DATOS PROPORCIONADOS
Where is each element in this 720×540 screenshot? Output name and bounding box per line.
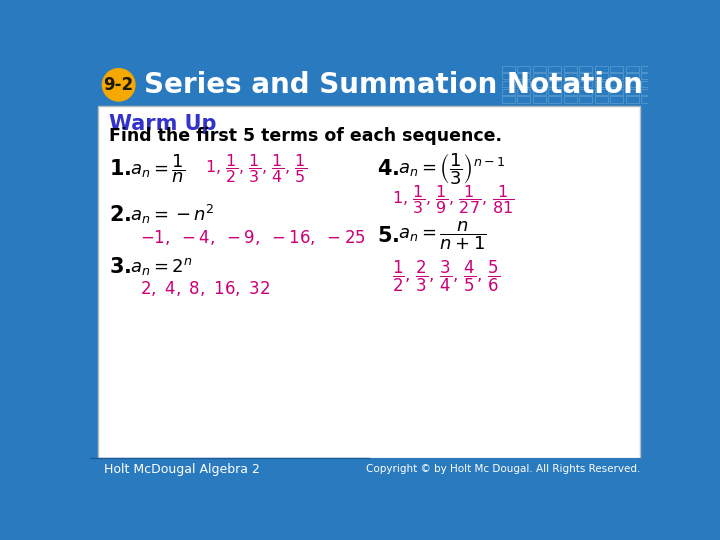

...

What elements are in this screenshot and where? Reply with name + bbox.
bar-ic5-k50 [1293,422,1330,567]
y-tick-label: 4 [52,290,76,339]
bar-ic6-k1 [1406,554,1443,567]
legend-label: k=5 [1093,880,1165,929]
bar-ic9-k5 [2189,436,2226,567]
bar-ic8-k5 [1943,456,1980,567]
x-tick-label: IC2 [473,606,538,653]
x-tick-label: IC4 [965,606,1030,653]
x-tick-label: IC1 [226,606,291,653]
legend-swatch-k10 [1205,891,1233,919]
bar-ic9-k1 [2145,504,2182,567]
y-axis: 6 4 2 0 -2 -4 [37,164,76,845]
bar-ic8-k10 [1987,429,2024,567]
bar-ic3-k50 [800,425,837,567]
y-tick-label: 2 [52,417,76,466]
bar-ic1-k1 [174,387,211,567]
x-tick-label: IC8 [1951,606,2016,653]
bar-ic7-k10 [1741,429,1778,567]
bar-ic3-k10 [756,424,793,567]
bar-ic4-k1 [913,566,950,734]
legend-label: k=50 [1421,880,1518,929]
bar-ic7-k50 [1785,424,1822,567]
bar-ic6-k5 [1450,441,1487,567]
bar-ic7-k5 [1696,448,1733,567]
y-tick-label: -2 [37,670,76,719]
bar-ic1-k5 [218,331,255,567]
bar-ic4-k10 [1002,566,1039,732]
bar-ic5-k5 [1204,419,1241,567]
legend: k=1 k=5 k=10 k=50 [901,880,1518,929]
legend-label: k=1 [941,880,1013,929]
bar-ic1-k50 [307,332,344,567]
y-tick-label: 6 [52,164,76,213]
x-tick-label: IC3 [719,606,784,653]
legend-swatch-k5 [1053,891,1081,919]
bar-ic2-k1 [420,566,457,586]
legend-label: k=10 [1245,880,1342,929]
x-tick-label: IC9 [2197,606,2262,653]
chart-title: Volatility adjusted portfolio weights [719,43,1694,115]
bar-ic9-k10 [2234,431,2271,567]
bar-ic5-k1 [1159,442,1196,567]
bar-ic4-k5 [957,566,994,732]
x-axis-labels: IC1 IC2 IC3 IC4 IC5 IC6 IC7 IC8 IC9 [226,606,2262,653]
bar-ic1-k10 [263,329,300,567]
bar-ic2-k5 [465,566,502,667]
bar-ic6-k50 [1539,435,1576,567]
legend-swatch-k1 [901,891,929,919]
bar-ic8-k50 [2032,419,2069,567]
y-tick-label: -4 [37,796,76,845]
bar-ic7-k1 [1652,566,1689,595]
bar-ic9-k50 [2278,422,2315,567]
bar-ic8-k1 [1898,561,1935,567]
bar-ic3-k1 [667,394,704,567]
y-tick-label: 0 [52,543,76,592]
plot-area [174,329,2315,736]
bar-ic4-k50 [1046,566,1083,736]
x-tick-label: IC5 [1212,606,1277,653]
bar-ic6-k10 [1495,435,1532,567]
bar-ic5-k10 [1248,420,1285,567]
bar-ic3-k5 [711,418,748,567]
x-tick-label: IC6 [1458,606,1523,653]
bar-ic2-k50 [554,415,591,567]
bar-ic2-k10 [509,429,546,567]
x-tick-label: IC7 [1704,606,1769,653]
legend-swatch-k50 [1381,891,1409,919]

==

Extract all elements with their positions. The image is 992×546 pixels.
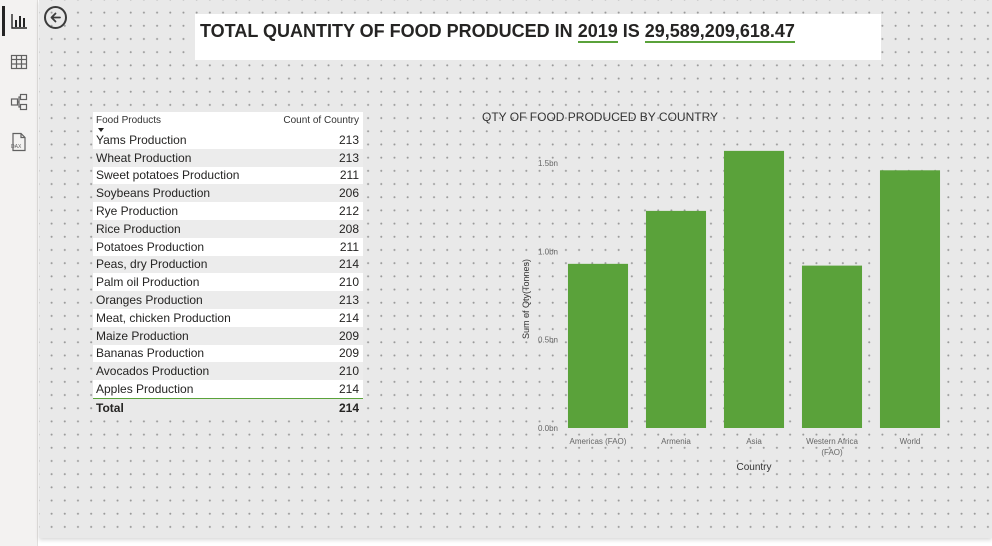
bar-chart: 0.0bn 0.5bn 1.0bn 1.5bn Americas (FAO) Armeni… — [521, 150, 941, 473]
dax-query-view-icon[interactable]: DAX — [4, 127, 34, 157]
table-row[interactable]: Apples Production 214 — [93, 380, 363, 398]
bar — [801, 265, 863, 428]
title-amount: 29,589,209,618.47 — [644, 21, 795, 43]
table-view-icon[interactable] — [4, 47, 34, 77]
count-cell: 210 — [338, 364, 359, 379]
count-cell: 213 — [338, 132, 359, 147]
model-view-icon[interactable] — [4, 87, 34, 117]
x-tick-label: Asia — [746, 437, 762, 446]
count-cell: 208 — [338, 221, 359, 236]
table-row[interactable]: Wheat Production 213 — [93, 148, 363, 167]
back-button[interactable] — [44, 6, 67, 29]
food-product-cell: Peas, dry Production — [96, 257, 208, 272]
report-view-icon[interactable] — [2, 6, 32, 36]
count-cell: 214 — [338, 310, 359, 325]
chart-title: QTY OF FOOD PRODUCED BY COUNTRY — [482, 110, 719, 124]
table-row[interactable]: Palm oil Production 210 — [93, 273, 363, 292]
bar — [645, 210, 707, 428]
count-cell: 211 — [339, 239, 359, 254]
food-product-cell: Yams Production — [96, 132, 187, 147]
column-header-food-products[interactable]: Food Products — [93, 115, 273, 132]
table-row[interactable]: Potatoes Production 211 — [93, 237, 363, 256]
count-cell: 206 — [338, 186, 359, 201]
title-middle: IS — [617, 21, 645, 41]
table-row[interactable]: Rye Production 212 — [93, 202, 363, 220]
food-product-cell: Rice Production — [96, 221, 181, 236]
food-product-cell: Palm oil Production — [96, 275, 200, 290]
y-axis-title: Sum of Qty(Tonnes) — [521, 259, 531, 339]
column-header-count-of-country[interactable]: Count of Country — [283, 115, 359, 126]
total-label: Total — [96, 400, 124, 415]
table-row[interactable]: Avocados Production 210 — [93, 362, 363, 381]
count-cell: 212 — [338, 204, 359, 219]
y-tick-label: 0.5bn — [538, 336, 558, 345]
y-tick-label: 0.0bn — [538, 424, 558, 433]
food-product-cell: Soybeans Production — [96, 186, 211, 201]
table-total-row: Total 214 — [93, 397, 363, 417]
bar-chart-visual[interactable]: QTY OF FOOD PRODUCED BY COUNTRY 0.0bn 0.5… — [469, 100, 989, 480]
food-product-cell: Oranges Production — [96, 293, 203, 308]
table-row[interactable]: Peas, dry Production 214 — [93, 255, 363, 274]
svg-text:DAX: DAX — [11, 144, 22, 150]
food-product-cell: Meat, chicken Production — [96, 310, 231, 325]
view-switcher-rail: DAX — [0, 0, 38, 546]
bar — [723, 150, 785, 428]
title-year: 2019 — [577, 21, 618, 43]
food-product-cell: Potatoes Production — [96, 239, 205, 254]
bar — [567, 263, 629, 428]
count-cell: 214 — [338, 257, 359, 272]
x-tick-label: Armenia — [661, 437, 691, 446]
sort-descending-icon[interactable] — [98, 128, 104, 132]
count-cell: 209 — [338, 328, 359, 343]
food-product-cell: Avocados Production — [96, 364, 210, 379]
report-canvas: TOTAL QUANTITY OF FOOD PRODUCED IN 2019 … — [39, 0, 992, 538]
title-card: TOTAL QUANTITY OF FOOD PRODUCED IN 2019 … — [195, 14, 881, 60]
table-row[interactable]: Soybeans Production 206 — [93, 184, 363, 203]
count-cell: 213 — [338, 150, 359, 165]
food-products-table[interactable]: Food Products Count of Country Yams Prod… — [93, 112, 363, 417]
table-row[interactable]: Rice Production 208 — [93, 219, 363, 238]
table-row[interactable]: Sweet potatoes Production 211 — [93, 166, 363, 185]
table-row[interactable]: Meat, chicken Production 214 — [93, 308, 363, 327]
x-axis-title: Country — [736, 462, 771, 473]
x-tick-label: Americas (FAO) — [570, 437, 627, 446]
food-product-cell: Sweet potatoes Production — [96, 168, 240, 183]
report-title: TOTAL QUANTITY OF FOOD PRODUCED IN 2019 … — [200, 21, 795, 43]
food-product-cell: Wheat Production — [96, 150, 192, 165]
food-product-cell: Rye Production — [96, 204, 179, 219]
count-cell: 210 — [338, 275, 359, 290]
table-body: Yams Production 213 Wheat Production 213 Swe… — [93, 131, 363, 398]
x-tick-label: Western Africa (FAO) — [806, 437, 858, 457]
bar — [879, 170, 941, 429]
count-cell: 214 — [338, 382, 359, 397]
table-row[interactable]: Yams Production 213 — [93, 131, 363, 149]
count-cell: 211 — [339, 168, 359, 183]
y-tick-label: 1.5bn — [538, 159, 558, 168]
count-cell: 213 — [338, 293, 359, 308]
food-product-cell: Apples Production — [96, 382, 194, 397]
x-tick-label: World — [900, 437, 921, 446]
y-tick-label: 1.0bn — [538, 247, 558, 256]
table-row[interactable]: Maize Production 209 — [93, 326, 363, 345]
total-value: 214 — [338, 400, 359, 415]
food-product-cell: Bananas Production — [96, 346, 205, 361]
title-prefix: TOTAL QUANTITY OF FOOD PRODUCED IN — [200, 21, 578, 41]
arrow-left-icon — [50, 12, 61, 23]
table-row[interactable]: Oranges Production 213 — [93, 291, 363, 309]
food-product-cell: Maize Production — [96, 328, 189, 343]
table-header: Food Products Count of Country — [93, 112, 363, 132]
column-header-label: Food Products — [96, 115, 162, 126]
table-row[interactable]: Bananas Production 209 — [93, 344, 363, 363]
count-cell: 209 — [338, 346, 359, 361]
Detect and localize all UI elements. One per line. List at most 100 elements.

DETALLES DEL EJERCICIO
Cambia "bbox" por "recuadro" en todo lo que va desde la fila que contiene "What elements are" hasta la que contiene "x-tick-label: IC1 [226,606,291,653]", ambas incluidas. Escribe de nuevo solo esas filas, sin ninguna otra modificación.

RESPUESTA ESPERADA
What elements are in this screenshot and where? Reply with name + recuadro.
bar-ic5-k50 [1293,422,1330,567]
y-tick-label: 4 [52,290,76,339]
bar-ic6-k1 [1406,554,1443,567]
legend-label: k=5 [1093,880,1165,929]
bar-ic9-k5 [2189,436,2226,567]
bar-ic8-k5 [1943,456,1980,567]
x-tick-label: IC2 [473,606,538,653]
x-tick-label: IC4 [965,606,1030,653]
x-tick-label: IC1 [226,606,291,653]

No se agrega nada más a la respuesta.